### INSTRUCTION
Produce a word-for-word copy of the listing below without its pictures.

### SUPPLIED ENTRIES
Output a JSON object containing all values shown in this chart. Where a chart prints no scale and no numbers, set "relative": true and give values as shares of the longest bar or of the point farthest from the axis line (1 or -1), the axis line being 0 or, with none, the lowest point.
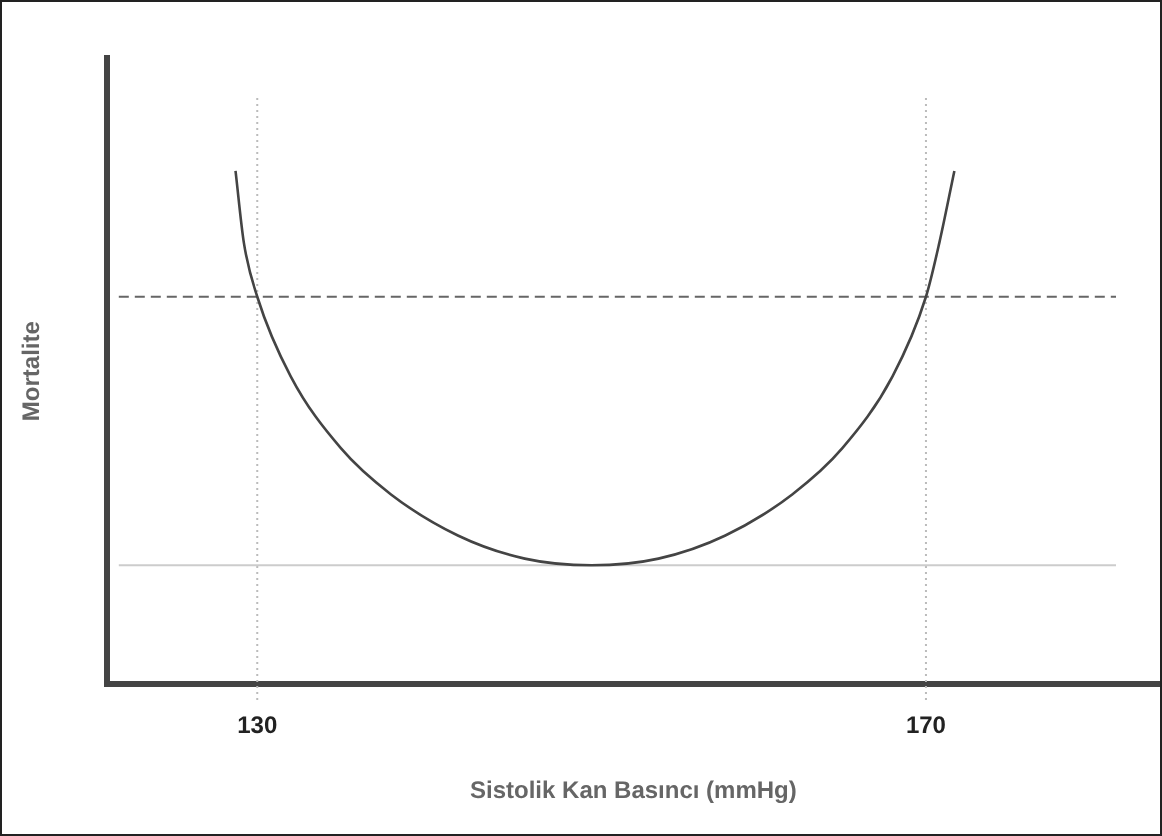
{
  "chart_data": {
    "type": "line",
    "xlabel": "Sistolik Kan Basıncı (mmHg)",
    "ylabel": "Mortalite",
    "relative": true,
    "x": [
      128.7,
      129.2,
      130,
      132,
      135,
      138,
      142,
      146,
      150,
      154,
      158,
      162,
      165,
      168,
      170,
      170.8,
      171.7
    ],
    "series": [
      {
        "color": "#444444",
        "values": [
          1.0,
          0.86,
          0.755,
          0.6,
          0.46,
          0.37,
          0.29,
          0.245,
          0.232,
          0.245,
          0.29,
          0.37,
          0.46,
          0.6,
          0.755,
          0.86,
          1.0
        ]
      }
    ],
    "xlim": [
      121,
      184
    ],
    "xticks": [
      130,
      170
    ],
    "tick_labels": "x",
    "marker": "none",
    "line_style": "solid",
    "legend": false,
    "grid": false,
    "ref_lines": [
      {
        "axis": "x",
        "value": 130,
        "color": "#bbbbbb",
        "line_style": "dotted"
      },
      {
        "axis": "x",
        "value": 170,
        "color": "#bbbbbb",
        "line_style": "dotted"
      },
      {
        "axis": "y",
        "value": 0.755,
        "color": "#666666",
        "line_style": "dashed"
      },
      {
        "axis": "y",
        "value": 0.232,
        "color": "#cccccc",
        "line_style": "solid"
      }
    ]
  }
}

### CORRECT OUTPUT
Output a JSON object containing all values shown in this chart. Where a chart prints no scale and no numbers, set "relative": true and give values as shares of the longest bar or of the point farthest from the axis line (1 or -1), the axis line being 0 or, with none, the lowest point.
{
  "chart_data": {
    "type": "line",
    "xlabel": "Sistolik Kan Basıncı (mmHg)",
    "ylabel": "Mortalite",
    "relative": true,
    "x": [
      128.7,
      129.2,
      130,
      132,
      135,
      138,
      142,
      146,
      150,
      154,
      158,
      162,
      165,
      168,
      170,
      170.8,
      171.7
    ],
    "series": [
      {
        "color": "#444444",
        "values": [
          1.0,
          0.86,
          0.755,
          0.6,
          0.46,
          0.37,
          0.29,
          0.245,
          0.232,
          0.245,
          0.29,
          0.37,
          0.46,
          0.6,
          0.755,
          0.86,
          1.0
        ]
      }
    ],
    "xlim": [
      121,
      184
    ],
    "xticks": [
      130,
      170
    ],
    "tick_labels": "x",
    "marker": "none",
    "line_style": "solid",
    "legend": false,
    "grid": false,
    "ref_lines": [
      {
        "axis": "x",
        "value": 130,
        "color": "#bbbbbb",
        "line_style": "dotted"
      },
      {
        "axis": "x",
        "value": 170,
        "color": "#bbbbbb",
        "line_style": "dotted"
      },
      {
        "axis": "y",
        "value": 0.755,
        "color": "#666666",
        "line_style": "dashed"
      },
      {
        "axis": "y",
        "value": 0.232,
        "color": "#cccccc",
        "line_style": "solid"
      }
    ]
  }
}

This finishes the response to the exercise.